# Written request
Identify and pull out each line of the entries in which "叩问信息安全隐患" occurs.

# Data records
◇ ◇ ◇ ◇ ◇
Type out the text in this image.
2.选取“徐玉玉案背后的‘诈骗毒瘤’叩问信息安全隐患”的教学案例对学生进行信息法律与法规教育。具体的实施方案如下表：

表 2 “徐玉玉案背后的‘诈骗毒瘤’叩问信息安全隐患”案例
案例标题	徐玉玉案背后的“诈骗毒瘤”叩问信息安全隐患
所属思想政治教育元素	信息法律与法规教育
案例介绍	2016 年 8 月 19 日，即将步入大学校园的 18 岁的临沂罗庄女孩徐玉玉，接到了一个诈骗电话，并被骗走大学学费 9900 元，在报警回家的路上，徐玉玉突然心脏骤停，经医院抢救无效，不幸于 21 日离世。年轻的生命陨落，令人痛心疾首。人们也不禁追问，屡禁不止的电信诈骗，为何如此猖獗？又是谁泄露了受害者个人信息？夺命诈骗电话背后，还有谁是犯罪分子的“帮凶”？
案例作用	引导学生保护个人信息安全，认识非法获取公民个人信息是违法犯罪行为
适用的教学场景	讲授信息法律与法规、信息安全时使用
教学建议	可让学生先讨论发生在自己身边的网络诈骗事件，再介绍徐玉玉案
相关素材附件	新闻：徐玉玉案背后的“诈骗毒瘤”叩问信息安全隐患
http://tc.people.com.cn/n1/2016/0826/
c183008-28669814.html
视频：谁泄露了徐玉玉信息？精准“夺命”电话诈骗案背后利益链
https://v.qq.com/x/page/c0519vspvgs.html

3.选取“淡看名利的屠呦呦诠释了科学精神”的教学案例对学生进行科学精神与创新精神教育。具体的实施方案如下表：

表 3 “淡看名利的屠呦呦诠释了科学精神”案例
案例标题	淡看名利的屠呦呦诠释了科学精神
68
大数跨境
◇ ◇ ◇ ◇ ◇
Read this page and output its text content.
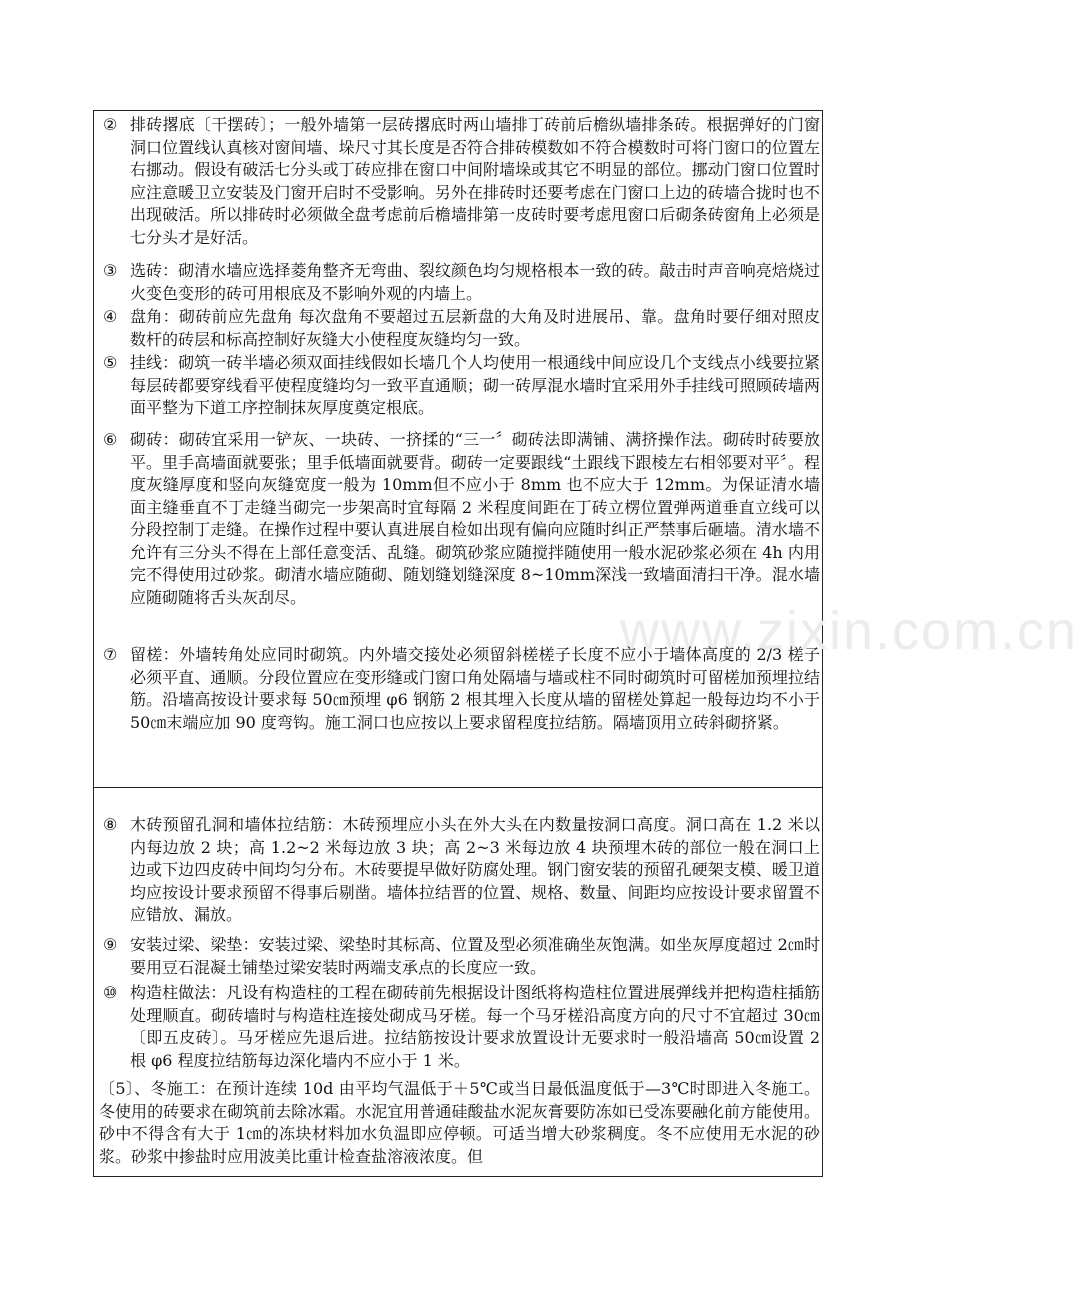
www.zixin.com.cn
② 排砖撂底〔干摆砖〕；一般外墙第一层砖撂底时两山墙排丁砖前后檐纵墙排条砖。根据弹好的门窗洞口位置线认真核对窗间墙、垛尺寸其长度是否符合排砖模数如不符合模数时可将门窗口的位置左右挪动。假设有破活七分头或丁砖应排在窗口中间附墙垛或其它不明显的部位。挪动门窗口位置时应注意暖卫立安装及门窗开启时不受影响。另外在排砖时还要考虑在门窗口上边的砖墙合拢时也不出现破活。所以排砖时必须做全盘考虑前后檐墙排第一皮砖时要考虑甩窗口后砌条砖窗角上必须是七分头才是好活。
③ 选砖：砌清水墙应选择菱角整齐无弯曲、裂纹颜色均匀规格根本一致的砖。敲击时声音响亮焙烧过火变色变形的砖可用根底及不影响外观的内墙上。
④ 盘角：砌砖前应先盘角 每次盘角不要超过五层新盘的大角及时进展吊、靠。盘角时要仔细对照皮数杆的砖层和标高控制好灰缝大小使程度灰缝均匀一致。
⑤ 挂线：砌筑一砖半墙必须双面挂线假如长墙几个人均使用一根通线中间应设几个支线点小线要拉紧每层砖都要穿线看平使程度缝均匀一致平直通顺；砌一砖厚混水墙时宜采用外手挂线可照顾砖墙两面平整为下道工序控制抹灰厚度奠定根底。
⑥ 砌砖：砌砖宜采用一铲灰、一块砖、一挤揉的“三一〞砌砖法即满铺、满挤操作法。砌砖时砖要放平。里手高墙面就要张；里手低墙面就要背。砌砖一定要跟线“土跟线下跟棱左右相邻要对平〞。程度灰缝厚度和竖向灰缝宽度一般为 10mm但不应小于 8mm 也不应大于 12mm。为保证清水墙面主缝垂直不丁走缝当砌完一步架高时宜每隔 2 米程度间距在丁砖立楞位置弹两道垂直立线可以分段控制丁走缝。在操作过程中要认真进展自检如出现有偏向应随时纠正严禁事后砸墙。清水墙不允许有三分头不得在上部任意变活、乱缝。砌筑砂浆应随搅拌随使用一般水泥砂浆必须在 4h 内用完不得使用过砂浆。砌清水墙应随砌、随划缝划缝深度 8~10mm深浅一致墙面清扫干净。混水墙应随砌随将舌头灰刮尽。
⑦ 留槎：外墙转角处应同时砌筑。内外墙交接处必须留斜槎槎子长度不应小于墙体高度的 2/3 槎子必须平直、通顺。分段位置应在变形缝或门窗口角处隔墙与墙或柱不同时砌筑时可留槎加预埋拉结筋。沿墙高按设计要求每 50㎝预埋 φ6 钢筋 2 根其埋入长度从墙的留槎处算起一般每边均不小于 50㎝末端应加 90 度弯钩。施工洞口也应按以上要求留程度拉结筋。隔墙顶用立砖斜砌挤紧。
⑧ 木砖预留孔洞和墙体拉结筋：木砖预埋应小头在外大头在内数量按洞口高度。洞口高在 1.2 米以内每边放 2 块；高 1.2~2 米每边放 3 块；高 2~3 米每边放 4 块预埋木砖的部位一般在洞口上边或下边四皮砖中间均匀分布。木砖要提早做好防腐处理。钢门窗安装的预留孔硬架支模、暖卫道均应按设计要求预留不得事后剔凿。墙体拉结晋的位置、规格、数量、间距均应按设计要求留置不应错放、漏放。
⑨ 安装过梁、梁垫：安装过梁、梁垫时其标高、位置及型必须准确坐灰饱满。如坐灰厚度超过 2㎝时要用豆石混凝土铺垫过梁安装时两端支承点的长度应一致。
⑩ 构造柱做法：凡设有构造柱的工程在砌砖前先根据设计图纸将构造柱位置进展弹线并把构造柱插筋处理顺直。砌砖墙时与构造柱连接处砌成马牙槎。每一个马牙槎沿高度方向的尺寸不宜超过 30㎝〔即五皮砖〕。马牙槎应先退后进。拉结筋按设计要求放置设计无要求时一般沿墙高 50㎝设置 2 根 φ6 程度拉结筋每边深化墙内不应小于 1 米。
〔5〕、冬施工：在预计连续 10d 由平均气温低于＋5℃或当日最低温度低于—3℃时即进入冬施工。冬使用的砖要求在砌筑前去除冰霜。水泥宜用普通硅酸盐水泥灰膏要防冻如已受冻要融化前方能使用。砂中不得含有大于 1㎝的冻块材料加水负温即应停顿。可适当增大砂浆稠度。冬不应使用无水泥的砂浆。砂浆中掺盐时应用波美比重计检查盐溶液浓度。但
◇ ◇ ◇ ◇ ◇
# Response
2.选取“徐玉玉案背后的‘诈骗毒瘤’叩问信息安全隐患”的教学案例对学生进行信息法律与法规教育。具体的实施方案如下表：
表 2 “徐玉玉案背后的‘诈骗毒瘤’叩问信息安全隐患”案例
案例标题	徐玉玉案背后的“诈骗毒瘤”叩问信息安全隐患
相关素材附件	新闻：徐玉玉案背后的“诈骗毒瘤”叩问信息安全隐患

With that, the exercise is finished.